- **The request**: Restate the records below word for word, and omit the images they hold.
--- Records shown ---
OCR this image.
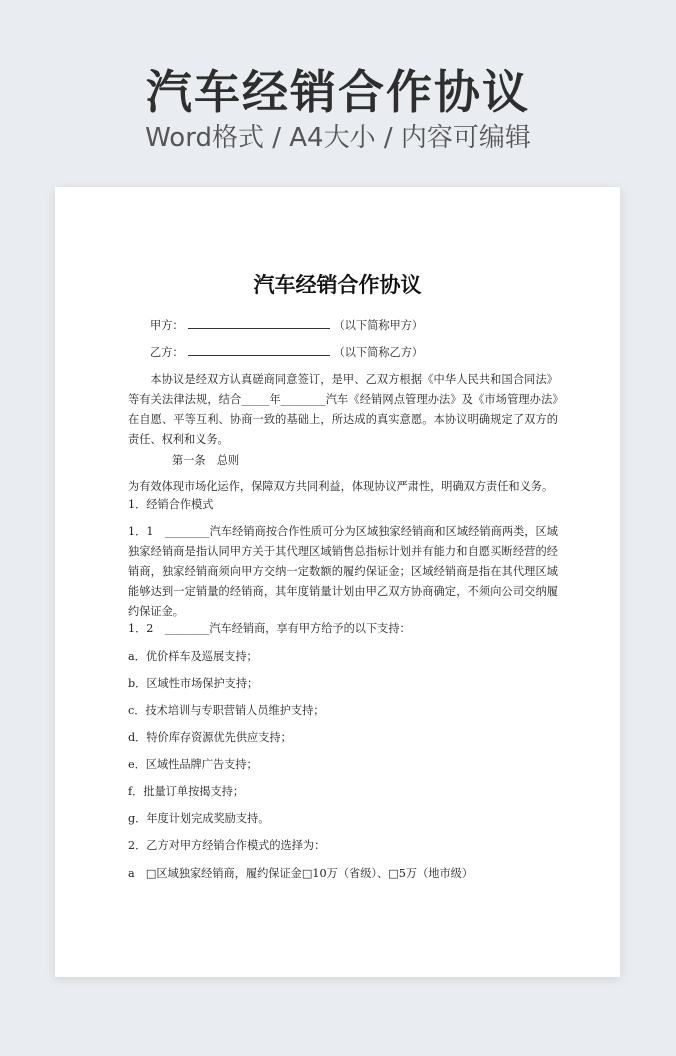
汽车经销合作协议
Word格式 / A4大小 / 内容可编辑
汽车经销合作协议
甲方：	（以下简称甲方）
乙方：	（以下简称乙方）
本协议是经双方认真磋商同意签订，是甲、乙双方根据《中华人民共和国合同法》等有关法律法规，结合_____年________汽车《经销网点管理办法》及《市场管理办法》在自愿、平等互利、协商一致的基础上，所达成的真实意愿。本协议明确规定了双方的责任、权利和义务。
第一条　总则
为有效体现市场化运作，保障双方共同利益，体现协议严肃性，明确双方责任和义务。
1．经销合作模式
1．1　________汽车经销商按合作性质可分为区域独家经销商和区域经销商两类，区域独家经销商是指认同甲方关于其代理区域销售总指标计划并有能力和自愿买断经营的经销商，独家经销商须向甲方交纳一定数额的履约保证金；区域经销商是指在其代理区域能够达到一定销量的经销商，其年度销量计划由甲乙双方协商确定，不须向公司交纳履约保证金。
1．2　________汽车经销商，享有甲方给予的以下支持：
a．优价样车及巡展支持；
b．区域性市场保护支持；
c．技术培训与专职营销人员维护支持；
d．特价库存资源优先供应支持；
e．区域性品牌广告支持；
f．批量订单按揭支持；
g．年度计划完成奖励支持。
2．乙方对甲方经销合作模式的选择为：
a　□区域独家经销商，履约保证金□10万（省级）、□5万（地市级）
---
- **Answer to the problem**:
OCR this image.
汽车经销合作协议
Word格式 / A4大小 / 内容可编辑
汽车经销合作协议
甲方：	（以下简称甲方）
乙方：	（以下简称乙方）
本协议是经双方认真磋商同意签订，是甲、乙双方根据《中华人民共和国合同法》等有关法律法规，结合_____年________汽车《经销网点管理办法》及《市场管理办法》在自愿、平等互利、协商一致的基础上，所达成的真实意愿。本协议明确规定了双方的责任、权利和义务。
第一条　总则
为有效体现市场化运作，保障双方共同利益，体现协议严肃性，明确双方责任和义务。
1．经销合作模式
1．1　________汽车经销商按合作性质可分为区域独家经销商和区域经销商两类，区域独家经销商是指认同甲方关于其代理区域销售总指标计划并有能力和自愿买断经营的经销商，独家经销商须向甲方交纳一定数额的履约保证金；区域经销商是指在其代理区域能够达到一定销量的经销商，其年度销量计划由甲乙双方协商确定，不须向公司交纳履约保证金。
1．2　________汽车经销商，享有甲方给予的以下支持：
a．优价样车及巡展支持；
b．区域性市场保护支持；
c．技术培训与专职营销人员维护支持；
d．特价库存资源优先供应支持；
e．区域性品牌广告支持；
f．批量订单按揭支持；
g．年度计划完成奖励支持。
2．乙方对甲方经销合作模式的选择为：
a　□区域独家经销商，履约保证金□10万（省级）、□5万（地市级）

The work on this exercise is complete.